> **Goal**:
Gather up every line from the entries below that uses the word "with".

•••

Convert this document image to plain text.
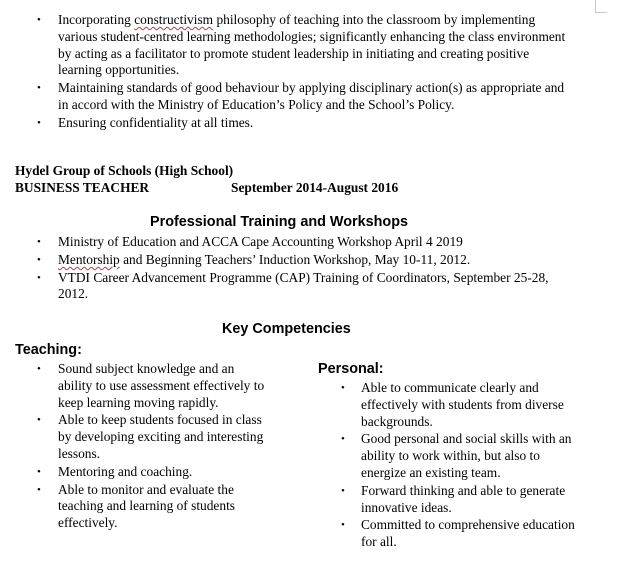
• Incorporating constructivism philosophy of teaching into the classroom by implementing various student-centred learning methodologies; significantly enhancing the class environment by acting as a facilitator to promote student leadership in initiating and creating positive learning opportunities.
• Maintaining standards of good behaviour by applying disciplinary action(s) as appropriate and in accord with the Ministry of Education’s Policy and the School’s Policy.
• Ensuring confidentiality at all times.
Hydel Group of Schools (High School)
BUSINESS TEACHER	September 2014-August 2016
Professional Training and Workshops
• Ministry of Education and ACCA Cape Accounting Workshop April 4 2019
• Mentorship and Beginning Teachers’ Induction Workshop, May 10-11, 2012.
• VTDI Career Advancement Programme (CAP) Training of Coordinators, September 25-28, 2012.
Key Competencies
Teaching:
• Sound subject knowledge and an ability to use assessment effectively to keep learning moving rapidly.
• Able to keep students focused in class by developing exciting and interesting lessons.
• Mentoring and coaching.
• Able to monitor and evaluate the teaching and learning of students effectively.
Personal:
• Able to communicate clearly and effectively with students from diverse backgrounds.
• Good personal and social skills with an ability to work within, but also to energize an existing team.
• Forward thinking and able to generate innovative ideas.
• Committed to comprehensive education for all.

•••

> **Solved problem**:
• Maintaining standards of good behaviour by applying disciplinary action(s) as appropriate and in accord with the Ministry of Education’s Policy and the School’s Policy.
• Able to communicate clearly and effectively with students from diverse backgrounds.
• Good personal and social skills with an ability to work within, but also to energize an existing team.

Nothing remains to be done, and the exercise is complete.